- REQUIRED TASK: Copy every line of the data that includes the string "screenshot".

- DATA IN THIS EXERCISE:
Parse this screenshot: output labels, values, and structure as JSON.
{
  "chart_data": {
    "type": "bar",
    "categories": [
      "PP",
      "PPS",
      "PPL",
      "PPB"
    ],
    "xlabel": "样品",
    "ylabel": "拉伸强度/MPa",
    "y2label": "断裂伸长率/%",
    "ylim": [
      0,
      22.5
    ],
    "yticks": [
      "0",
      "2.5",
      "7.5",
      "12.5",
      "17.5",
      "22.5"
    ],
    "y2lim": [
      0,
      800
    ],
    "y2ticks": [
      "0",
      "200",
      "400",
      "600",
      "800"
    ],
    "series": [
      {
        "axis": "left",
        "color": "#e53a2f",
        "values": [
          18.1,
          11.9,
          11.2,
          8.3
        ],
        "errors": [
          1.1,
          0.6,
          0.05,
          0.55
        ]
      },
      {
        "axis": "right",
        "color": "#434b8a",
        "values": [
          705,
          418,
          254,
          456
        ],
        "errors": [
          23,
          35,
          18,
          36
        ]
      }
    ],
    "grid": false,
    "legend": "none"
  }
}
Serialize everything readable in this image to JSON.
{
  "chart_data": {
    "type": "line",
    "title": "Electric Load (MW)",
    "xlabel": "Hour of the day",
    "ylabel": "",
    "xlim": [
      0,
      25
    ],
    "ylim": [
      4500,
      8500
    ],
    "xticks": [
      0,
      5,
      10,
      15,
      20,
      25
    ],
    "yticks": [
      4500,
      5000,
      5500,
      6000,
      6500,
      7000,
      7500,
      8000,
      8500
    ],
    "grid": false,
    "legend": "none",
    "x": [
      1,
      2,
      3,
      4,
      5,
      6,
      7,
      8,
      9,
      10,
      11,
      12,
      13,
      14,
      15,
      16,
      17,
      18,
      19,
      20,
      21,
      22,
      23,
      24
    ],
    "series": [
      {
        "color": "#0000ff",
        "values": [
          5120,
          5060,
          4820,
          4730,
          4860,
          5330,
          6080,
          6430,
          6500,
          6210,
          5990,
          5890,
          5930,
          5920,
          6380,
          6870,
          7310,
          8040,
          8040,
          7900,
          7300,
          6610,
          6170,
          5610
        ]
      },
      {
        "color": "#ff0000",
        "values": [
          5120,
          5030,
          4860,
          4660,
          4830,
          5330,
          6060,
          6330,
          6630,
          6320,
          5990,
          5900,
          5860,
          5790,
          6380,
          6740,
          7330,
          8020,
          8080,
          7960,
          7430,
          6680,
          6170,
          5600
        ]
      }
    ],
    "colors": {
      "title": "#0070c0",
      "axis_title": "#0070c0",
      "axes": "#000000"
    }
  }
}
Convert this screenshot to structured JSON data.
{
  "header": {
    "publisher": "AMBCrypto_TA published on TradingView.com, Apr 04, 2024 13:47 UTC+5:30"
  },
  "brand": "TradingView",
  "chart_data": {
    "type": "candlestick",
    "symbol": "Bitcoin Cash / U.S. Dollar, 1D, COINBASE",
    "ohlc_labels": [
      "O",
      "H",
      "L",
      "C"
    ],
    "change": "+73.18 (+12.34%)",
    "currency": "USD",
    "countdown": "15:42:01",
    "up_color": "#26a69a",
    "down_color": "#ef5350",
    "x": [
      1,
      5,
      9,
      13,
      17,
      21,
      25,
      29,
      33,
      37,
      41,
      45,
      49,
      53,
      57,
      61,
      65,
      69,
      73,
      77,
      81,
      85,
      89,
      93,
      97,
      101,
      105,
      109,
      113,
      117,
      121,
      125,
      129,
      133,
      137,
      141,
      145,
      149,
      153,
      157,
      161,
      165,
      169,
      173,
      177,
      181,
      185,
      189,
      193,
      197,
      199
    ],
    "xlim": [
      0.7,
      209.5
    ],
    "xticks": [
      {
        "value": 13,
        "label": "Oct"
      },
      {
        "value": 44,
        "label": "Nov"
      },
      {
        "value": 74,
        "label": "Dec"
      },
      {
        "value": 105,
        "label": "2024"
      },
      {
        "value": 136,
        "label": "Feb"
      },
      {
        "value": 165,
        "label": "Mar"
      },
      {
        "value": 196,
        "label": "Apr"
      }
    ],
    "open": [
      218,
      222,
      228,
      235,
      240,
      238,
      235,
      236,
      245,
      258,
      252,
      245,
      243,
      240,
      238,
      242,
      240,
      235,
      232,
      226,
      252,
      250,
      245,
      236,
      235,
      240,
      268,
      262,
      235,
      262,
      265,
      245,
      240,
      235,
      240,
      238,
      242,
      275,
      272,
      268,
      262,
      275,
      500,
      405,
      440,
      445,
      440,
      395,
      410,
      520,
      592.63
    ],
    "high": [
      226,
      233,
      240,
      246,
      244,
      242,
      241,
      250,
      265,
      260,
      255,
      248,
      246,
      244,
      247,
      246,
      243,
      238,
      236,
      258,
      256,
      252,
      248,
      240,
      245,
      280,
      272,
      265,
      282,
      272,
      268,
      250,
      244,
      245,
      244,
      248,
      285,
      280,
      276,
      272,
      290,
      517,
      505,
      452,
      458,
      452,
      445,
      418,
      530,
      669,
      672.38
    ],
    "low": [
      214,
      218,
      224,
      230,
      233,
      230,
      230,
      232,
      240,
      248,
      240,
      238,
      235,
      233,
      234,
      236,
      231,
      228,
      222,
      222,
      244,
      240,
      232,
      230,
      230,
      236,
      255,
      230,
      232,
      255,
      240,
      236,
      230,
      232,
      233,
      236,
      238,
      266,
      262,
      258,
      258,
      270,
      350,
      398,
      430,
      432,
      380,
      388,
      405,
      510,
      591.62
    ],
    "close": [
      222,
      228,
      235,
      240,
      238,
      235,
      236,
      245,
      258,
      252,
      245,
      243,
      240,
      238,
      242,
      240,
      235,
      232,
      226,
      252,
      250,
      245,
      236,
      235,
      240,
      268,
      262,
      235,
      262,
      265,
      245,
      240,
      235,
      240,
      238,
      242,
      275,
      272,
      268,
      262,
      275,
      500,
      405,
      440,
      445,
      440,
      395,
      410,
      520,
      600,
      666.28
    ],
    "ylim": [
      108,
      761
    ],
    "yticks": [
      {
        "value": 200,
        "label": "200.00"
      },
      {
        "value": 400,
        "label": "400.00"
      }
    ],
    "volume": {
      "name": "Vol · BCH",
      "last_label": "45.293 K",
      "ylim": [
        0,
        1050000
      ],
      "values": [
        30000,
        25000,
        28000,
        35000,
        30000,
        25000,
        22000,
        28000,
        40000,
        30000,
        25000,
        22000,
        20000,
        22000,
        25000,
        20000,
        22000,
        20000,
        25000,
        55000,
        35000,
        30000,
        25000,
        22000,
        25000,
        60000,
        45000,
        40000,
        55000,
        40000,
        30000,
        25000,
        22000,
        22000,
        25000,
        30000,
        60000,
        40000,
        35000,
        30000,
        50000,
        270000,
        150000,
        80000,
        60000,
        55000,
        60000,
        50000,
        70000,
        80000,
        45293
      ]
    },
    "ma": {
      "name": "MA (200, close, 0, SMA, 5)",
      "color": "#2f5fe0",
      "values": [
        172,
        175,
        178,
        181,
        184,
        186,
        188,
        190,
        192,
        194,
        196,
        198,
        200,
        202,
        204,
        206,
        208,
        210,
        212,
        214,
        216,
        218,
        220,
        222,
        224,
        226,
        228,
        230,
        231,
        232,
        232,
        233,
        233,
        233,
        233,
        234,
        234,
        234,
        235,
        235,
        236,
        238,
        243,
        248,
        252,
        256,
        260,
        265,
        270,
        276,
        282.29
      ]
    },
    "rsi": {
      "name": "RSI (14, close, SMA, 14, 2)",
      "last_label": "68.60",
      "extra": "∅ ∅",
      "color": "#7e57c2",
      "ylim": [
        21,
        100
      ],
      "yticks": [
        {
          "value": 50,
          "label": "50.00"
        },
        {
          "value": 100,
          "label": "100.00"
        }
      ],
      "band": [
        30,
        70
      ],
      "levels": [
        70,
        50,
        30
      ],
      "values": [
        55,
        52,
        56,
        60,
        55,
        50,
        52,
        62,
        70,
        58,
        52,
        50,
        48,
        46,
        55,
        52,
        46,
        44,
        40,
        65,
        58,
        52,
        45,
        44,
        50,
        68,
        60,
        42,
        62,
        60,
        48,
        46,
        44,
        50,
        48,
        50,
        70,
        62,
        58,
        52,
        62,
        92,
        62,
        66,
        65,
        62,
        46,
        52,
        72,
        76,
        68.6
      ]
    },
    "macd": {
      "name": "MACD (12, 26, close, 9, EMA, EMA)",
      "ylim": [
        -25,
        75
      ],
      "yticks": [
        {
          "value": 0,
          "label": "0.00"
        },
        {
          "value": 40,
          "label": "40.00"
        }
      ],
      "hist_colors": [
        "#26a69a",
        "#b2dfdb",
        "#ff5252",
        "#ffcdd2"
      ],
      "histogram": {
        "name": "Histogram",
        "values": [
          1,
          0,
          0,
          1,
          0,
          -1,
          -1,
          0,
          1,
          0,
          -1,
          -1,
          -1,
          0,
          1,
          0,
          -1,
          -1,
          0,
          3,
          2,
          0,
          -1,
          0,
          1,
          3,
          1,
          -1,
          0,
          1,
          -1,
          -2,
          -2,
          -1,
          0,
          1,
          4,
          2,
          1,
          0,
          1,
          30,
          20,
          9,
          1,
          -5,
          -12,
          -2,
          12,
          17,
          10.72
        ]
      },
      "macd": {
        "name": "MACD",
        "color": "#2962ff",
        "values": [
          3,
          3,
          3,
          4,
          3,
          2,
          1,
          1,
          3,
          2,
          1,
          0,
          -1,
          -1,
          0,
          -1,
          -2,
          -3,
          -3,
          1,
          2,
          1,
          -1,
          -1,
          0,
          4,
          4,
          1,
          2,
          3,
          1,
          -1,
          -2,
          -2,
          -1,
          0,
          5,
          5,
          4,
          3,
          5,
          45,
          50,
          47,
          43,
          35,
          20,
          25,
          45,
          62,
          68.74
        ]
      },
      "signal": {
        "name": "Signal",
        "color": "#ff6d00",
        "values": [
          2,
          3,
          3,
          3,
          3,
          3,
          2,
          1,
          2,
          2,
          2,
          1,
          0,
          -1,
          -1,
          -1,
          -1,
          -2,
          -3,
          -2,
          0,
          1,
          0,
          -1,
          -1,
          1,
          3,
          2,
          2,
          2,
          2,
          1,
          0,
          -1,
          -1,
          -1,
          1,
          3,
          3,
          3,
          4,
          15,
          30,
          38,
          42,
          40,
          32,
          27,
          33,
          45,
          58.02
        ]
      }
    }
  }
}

- EXERCISE ANSWER:
Parse this screenshot: output labels, values, and structure as JSON.
Convert this screenshot to structured JSON data.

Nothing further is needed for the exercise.